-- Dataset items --
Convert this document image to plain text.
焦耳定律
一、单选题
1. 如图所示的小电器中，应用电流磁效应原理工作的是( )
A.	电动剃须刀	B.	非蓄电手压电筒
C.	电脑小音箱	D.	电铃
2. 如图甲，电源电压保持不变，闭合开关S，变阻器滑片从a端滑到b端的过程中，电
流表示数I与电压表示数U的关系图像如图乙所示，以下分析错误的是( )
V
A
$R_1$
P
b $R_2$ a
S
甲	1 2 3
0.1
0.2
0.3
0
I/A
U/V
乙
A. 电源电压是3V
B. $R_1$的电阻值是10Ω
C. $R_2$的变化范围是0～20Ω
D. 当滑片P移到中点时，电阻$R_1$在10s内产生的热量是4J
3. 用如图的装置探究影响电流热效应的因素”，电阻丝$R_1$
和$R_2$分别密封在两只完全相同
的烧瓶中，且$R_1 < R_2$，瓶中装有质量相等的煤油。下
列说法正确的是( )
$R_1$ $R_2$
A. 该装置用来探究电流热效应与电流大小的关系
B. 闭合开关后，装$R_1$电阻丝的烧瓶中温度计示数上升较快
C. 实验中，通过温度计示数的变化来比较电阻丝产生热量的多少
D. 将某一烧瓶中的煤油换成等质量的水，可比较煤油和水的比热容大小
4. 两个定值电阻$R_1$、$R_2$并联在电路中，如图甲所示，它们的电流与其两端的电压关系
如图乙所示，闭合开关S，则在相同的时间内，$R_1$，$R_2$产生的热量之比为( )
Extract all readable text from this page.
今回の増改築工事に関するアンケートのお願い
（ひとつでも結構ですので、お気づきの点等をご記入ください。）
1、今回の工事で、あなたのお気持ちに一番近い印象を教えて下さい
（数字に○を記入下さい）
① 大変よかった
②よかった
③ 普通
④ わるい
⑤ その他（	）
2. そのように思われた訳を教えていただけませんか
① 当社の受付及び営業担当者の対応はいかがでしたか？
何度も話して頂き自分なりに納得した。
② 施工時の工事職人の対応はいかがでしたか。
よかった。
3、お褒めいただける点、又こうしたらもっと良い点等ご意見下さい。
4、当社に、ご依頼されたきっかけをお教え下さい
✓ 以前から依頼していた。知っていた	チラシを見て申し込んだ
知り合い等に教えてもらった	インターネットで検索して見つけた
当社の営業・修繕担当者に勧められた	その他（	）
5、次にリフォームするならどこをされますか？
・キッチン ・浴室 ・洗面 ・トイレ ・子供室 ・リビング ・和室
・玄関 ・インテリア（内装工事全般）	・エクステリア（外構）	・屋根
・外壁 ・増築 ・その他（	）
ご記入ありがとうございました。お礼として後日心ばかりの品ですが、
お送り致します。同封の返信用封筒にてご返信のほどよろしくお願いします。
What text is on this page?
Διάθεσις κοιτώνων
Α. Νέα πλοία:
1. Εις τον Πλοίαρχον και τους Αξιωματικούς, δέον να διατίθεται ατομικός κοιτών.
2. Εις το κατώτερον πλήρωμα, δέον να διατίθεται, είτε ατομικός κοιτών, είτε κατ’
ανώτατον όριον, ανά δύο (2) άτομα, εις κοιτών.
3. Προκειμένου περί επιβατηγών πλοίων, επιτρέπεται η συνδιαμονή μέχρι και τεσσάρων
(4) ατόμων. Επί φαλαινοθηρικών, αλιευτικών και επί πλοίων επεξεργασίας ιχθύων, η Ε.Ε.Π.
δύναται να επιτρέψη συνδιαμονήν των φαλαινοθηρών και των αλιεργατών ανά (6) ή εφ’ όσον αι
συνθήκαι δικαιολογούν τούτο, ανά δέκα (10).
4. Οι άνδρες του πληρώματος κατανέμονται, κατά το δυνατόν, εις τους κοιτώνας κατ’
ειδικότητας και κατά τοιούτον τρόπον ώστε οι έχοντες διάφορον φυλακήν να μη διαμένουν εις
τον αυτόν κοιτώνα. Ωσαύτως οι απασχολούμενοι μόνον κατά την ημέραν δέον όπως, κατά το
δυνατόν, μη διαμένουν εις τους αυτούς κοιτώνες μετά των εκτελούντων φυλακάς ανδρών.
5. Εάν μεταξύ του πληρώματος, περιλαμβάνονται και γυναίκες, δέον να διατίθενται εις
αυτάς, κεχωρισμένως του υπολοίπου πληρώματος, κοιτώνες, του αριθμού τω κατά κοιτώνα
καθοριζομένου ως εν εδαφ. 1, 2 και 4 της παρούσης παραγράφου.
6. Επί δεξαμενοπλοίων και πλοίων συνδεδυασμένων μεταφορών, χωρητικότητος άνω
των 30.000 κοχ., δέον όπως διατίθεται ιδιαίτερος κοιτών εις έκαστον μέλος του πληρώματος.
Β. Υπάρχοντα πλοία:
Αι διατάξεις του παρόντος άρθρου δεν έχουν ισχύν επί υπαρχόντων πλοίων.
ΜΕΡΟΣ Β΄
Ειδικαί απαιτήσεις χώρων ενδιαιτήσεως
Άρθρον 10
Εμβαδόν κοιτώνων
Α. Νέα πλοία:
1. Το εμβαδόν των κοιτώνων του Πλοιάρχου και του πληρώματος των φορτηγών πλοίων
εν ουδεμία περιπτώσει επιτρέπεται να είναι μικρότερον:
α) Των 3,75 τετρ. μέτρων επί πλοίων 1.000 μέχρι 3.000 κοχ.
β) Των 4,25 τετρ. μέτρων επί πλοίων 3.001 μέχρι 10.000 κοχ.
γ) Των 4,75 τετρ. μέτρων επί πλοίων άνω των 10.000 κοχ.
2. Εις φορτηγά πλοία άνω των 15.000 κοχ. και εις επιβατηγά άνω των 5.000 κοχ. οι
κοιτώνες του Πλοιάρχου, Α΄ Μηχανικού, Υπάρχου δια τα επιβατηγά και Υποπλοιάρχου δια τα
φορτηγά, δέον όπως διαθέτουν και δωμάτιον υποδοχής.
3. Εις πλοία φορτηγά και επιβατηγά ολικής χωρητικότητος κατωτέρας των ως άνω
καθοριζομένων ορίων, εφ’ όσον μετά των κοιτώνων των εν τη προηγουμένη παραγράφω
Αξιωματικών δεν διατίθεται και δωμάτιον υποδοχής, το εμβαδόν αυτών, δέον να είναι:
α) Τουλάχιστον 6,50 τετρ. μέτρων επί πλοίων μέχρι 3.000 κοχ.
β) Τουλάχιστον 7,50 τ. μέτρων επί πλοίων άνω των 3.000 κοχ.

-- PROBLEM DETAILS --
Only lines with the word "μέτρων" should be collected from the material.

-- COMPLETE ANSWER --
α) Των 3,75 τετρ. μέτρων επί πλοίων 1.000 μέχρι 3.000 κοχ.
β) Των 4,25 τετρ. μέτρων επί πλοίων 3.001 μέχρι 10.000 κοχ.
γ) Των 4,75 τετρ. μέτρων επί πλοίων άνω των 10.000 κοχ.
α) Τουλάχιστον 6,50 τετρ. μέτρων επί πλοίων μέχρι 3.000 κοχ.
β) Τουλάχιστον 7,50 τ. μέτρων επί πλοίων άνω των 3.000 κοχ.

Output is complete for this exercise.